* _To be done_:
Filter the entries and keep only the lines where the string "JSON" appears.

* _Excerpted data_:

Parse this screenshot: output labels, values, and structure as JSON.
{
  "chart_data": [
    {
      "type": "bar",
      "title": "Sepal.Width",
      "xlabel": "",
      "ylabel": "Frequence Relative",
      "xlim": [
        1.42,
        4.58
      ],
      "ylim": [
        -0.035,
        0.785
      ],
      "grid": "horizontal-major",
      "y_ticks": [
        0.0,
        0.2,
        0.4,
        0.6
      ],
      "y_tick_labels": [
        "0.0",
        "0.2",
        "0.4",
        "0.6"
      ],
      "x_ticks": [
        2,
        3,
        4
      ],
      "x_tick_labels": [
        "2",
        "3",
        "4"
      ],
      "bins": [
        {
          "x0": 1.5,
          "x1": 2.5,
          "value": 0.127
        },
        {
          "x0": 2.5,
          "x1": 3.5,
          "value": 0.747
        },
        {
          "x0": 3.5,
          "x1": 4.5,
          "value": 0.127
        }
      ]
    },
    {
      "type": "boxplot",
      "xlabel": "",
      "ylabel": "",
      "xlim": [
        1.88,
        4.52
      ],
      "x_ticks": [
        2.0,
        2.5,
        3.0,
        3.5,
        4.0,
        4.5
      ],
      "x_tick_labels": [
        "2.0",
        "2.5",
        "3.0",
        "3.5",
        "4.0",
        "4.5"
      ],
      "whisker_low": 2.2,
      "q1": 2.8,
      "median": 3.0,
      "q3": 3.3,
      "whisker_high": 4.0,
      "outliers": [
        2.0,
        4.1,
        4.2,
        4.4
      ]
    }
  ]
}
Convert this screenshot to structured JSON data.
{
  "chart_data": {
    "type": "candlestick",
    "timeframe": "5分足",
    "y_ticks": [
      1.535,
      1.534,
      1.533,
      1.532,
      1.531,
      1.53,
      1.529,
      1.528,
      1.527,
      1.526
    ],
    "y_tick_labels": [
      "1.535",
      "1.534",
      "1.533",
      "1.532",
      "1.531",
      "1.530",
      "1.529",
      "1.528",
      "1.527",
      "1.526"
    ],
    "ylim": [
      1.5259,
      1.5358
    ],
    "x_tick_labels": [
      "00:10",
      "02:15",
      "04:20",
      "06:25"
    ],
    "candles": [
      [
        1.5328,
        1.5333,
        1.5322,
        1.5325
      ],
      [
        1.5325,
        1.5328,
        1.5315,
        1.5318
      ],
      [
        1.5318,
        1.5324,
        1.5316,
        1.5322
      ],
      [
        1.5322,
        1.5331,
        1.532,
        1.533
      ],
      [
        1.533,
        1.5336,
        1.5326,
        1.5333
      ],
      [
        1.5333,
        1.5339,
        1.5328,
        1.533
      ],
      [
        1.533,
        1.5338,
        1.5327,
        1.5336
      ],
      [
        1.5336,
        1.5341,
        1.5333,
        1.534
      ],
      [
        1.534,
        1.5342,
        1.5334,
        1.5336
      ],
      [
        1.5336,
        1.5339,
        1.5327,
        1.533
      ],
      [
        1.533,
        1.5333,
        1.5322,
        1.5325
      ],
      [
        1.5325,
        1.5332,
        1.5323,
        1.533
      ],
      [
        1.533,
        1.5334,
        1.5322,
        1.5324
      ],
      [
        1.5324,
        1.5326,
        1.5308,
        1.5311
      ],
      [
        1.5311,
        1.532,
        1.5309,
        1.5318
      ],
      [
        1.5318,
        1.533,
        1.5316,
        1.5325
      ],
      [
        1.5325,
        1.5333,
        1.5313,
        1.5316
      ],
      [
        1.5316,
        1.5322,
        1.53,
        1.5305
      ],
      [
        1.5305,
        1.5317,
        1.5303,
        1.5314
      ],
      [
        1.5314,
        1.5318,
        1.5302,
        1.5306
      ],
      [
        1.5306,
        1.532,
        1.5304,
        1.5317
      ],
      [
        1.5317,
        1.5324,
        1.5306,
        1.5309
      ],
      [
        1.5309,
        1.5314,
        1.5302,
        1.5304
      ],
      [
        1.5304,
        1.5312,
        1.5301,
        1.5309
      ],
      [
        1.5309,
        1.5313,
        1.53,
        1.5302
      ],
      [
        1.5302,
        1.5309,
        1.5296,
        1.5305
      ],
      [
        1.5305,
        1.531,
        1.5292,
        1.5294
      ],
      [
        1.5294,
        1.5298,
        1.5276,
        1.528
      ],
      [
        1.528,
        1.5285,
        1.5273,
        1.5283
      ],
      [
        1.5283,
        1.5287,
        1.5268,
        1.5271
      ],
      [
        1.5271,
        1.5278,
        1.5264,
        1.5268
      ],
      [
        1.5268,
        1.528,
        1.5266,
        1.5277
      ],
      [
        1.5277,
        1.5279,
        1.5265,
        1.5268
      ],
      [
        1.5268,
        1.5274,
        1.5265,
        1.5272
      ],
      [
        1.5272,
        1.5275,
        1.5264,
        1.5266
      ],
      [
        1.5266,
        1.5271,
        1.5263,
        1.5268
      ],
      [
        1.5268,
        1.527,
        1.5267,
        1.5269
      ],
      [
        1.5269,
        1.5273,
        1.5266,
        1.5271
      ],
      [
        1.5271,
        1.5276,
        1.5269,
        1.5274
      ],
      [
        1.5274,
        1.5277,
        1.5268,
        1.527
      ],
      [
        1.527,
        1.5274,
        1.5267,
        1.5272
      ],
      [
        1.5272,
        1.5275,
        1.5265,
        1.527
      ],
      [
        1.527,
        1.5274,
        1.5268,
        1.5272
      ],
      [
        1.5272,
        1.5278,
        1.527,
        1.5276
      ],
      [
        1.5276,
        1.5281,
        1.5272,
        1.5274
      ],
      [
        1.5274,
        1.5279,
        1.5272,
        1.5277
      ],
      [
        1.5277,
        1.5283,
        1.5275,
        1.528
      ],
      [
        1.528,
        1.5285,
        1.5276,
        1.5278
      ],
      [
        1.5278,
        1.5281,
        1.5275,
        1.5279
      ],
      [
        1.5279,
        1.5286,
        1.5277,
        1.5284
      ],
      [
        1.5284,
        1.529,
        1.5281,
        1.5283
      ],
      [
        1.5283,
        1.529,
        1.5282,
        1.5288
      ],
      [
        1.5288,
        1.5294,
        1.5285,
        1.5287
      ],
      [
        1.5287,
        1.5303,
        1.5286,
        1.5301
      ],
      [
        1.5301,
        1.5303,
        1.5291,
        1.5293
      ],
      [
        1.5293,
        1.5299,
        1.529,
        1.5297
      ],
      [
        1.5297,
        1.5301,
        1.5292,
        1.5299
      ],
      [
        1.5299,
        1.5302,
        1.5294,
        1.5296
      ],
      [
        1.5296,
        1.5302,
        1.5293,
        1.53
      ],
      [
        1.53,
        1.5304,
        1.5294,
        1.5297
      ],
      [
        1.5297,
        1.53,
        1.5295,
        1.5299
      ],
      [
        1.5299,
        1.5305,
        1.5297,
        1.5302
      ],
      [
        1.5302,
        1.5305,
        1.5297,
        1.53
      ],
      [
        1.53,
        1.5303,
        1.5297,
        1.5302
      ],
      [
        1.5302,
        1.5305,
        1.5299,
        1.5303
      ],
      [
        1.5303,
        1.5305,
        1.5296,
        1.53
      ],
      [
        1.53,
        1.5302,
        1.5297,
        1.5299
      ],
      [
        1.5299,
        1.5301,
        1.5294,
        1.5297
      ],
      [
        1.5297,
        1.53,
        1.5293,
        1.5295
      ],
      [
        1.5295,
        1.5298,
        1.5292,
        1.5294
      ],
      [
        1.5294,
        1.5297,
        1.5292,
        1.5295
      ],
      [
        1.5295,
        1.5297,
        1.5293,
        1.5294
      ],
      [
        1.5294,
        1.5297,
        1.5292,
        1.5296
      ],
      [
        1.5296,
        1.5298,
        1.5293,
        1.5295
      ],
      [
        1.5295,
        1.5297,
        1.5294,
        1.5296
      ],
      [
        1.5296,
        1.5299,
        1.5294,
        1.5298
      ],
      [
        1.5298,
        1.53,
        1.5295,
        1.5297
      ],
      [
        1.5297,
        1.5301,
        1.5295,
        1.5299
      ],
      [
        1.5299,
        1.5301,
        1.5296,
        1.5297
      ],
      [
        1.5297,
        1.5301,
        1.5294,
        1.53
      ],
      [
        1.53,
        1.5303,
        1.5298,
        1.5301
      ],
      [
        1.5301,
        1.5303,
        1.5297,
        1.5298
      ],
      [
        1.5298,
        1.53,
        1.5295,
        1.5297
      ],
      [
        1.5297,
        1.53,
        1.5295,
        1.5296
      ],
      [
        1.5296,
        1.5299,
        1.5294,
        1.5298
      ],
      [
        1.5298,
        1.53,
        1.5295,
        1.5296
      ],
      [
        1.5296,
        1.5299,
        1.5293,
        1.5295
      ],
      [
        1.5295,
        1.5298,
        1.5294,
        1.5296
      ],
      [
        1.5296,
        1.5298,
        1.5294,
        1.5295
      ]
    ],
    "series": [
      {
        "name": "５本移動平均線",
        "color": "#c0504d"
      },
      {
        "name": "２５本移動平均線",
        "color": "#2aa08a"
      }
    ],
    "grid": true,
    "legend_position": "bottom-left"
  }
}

* _Task solution_:
Parse this screenshot: output labels, values, and structure as JSON.
Convert this screenshot to structured JSON data.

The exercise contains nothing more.